◆ STATED EXERCISE
Repeat each entry exactly and drop the pictures.

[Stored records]
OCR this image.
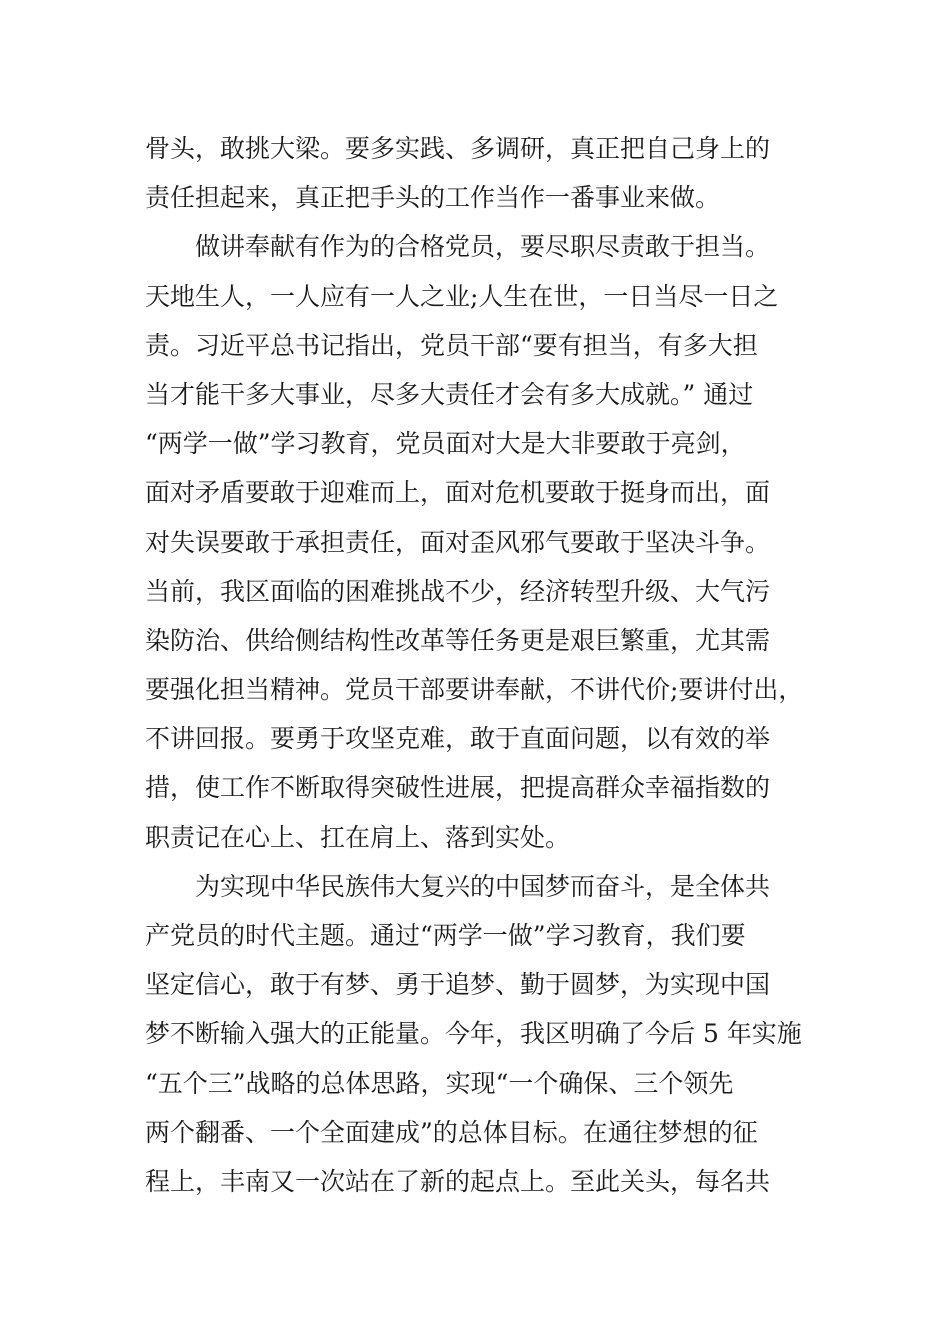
骨头，敢挑大梁。要多实践、多调研，真正把自己身上的
责任担起来，真正把手头的工作当作一番事业来做。
　　做讲奉献有作为的合格党员，要尽职尽责敢于担当。
天地生人，一人应有一人之业;人生在世，一日当尽一日之
责。习近平总书记指出，党员干部“要有担当，有多大担
当才能干多大事业，尽多大责任才会有多大成就。” 通过
“两学一做”学习教育，党员面对大是大非要敢于亮剑，
面对矛盾要敢于迎难而上，面对危机要敢于挺身而出，面
对失误要敢于承担责任，面对歪风邪气要敢于坚决斗争。
当前，我区面临的困难挑战不少，经济转型升级、大气污
染防治、供给侧结构性改革等任务更是艰巨繁重，尤其需
要强化担当精神。党员干部要讲奉献，不讲代价;要讲付出，
不讲回报。要勇于攻坚克难，敢于直面问题，以有效的举
措，使工作不断取得突破性进展，把提高群众幸福指数的
职责记在心上、扛在肩上、落到实处。
　　为实现中华民族伟大复兴的中国梦而奋斗，是全体共
产党员的时代主题。通过“两学一做”学习教育，我们要
坚定信心，敢于有梦、勇于追梦、勤于圆梦，为实现中国
梦不断输入强大的正能量。今年，我区明确了今后 5 年实施
“五个三”战略的总体思路，实现“一个确保、三个领先
两个翻番、一个全面建成”的总体目标。在通往梦想的征
程上，丰南又一次站在了新的起点上。至此关头，每名共
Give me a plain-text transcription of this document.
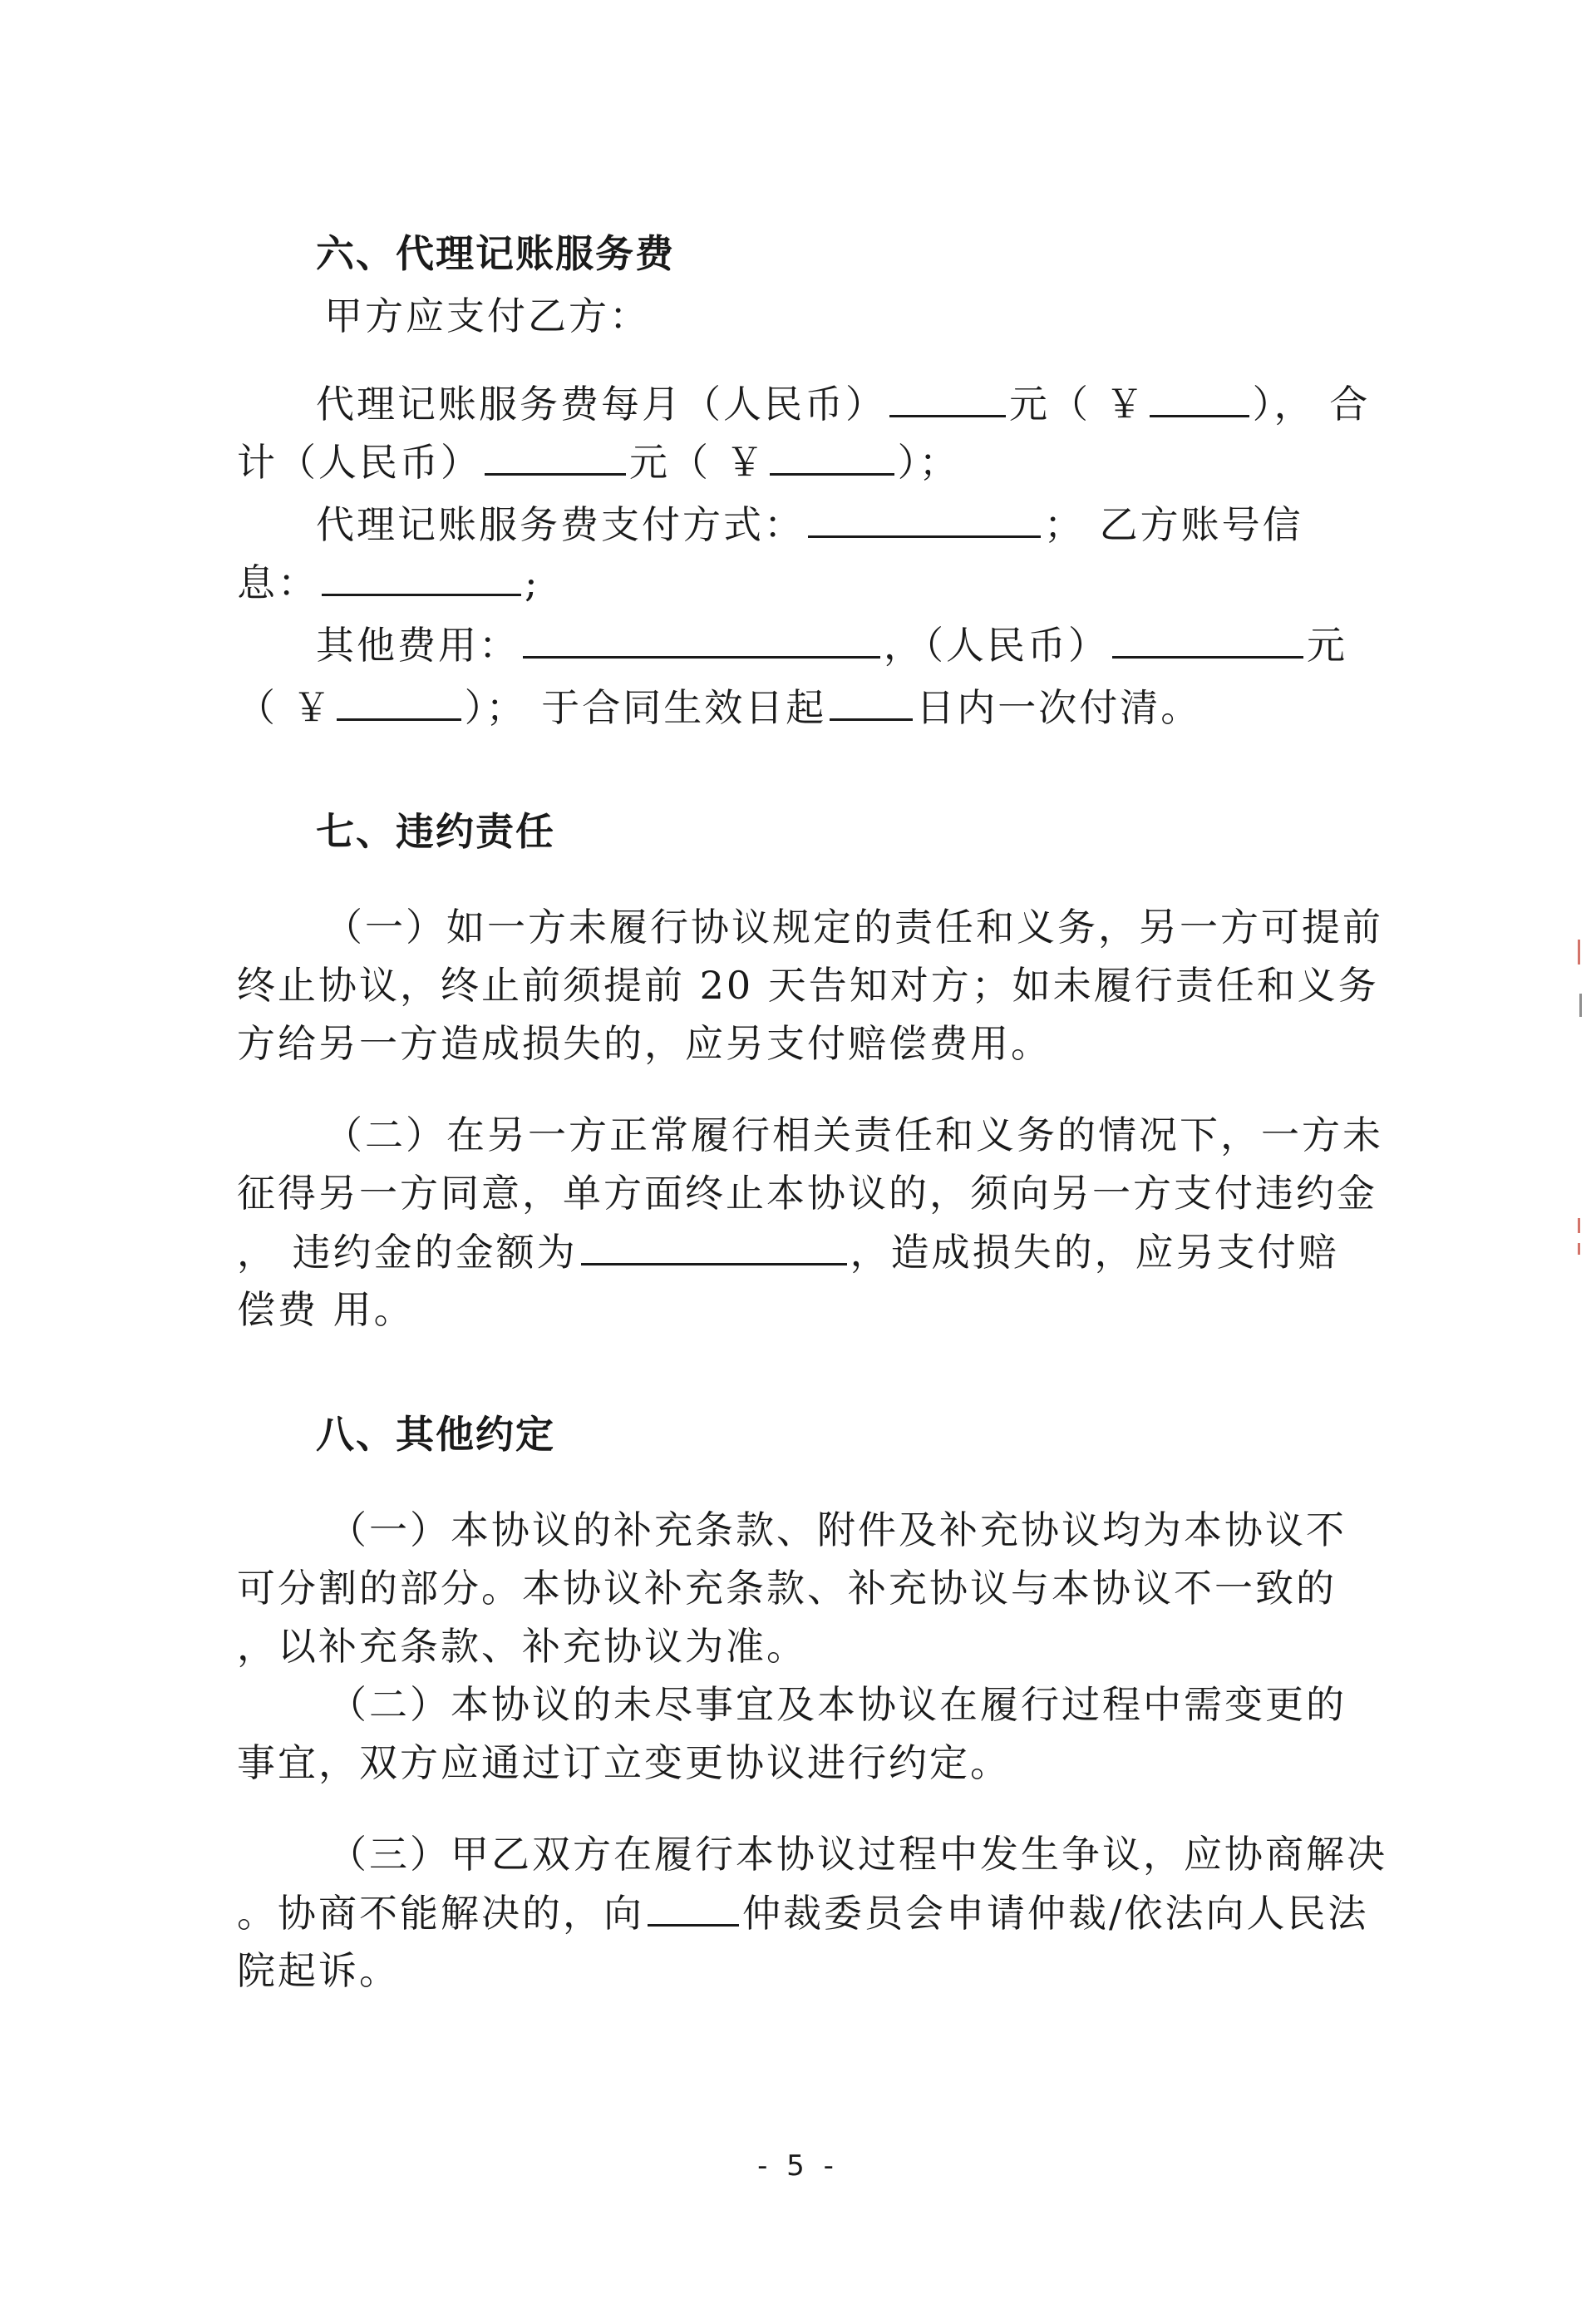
六、代理记账服务费
甲方应支付乙方：
代理记账服务费每月（人民币）	元（ ￥	）， 合
计（人民币）	元（ ￥	）；
代理记账服务费支付方式：	； 乙方账号信
息：	;
其他费用：	，（人民币）	元
（ ￥	）； 于合同生效日起 日内一次付清。
七、违约责任
（一）如一方未履行协议规定的责任和义务，另一方可提前
终止协议，终止前须提前 20 天告知对方；如未履行责任和义务
方给另一方造成损失的，应另支付赔偿费用。
（二）在另一方正常履行相关责任和义务的情况下，一方未
征得另一方同意，单方面终止本协议的，须向另一方支付违约金
， 违约金的金额为	，造成损失的，应另支付赔
偿费 用。
八、其他约定
（一）本协议的补充条款、附件及补充协议均为本协议不
可分割的部分。本协议补充条款、补充协议与本协议不一致的
，以补充条款、补充协议为准。
（二）本协议的未尽事宜及本协议在履行过程中需变更的
事宜，双方应通过订立变更协议进行约定。
（三）甲乙双方在履行本协议过程中发生争议，应协商解决
。协商不能解决的，向	仲裁委员会申请仲裁/依法向人民法
院起诉。
- 5 -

◆ ANSWER TO THIS PROBLEM
OCR this image.
骨头，敢挑大梁。要多实践、多调研，真正把自己身上的
责任担起来，真正把手头的工作当作一番事业来做。
　　做讲奉献有作为的合格党员，要尽职尽责敢于担当。
天地生人，一人应有一人之业;人生在世，一日当尽一日之
责。习近平总书记指出，党员干部“要有担当，有多大担
当才能干多大事业，尽多大责任才会有多大成就。” 通过
“两学一做”学习教育，党员面对大是大非要敢于亮剑，
面对矛盾要敢于迎难而上，面对危机要敢于挺身而出，面
对失误要敢于承担责任，面对歪风邪气要敢于坚决斗争。
当前，我区面临的困难挑战不少，经济转型升级、大气污
染防治、供给侧结构性改革等任务更是艰巨繁重，尤其需
要强化担当精神。党员干部要讲奉献，不讲代价;要讲付出，
不讲回报。要勇于攻坚克难，敢于直面问题，以有效的举
措，使工作不断取得突破性进展，把提高群众幸福指数的
职责记在心上、扛在肩上、落到实处。
　　为实现中华民族伟大复兴的中国梦而奋斗，是全体共
产党员的时代主题。通过“两学一做”学习教育，我们要
坚定信心，敢于有梦、勇于追梦、勤于圆梦，为实现中国
梦不断输入强大的正能量。今年，我区明确了今后 5 年实施
“五个三”战略的总体思路，实现“一个确保、三个领先
两个翻番、一个全面建成”的总体目标。在通往梦想的征
程上，丰南又一次站在了新的起点上。至此关头，每名共
Give me a plain-text transcription of this document.
六、代理记账服务费
甲方应支付乙方：
代理记账服务费每月（人民币）	元（ ￥	）， 合
计（人民币）	元（ ￥	）；
代理记账服务费支付方式：	； 乙方账号信
息：	;
其他费用：	，（人民币）	元
（ ￥	）； 于合同生效日起 日内一次付清。
七、违约责任
（一）如一方未履行协议规定的责任和义务，另一方可提前
终止协议，终止前须提前 20 天告知对方；如未履行责任和义务
方给另一方造成损失的，应另支付赔偿费用。
（二）在另一方正常履行相关责任和义务的情况下，一方未
征得另一方同意，单方面终止本协议的，须向另一方支付违约金
， 违约金的金额为	，造成损失的，应另支付赔
偿费 用。
八、其他约定
（一）本协议的补充条款、附件及补充协议均为本协议不
可分割的部分。本协议补充条款、补充协议与本协议不一致的
，以补充条款、补充协议为准。
（二）本协议的未尽事宜及本协议在履行过程中需变更的
事宜，双方应通过订立变更协议进行约定。
（三）甲乙双方在履行本协议过程中发生争议，应协商解决
。协商不能解决的，向	仲裁委员会申请仲裁/依法向人民法
院起诉。
- 5 -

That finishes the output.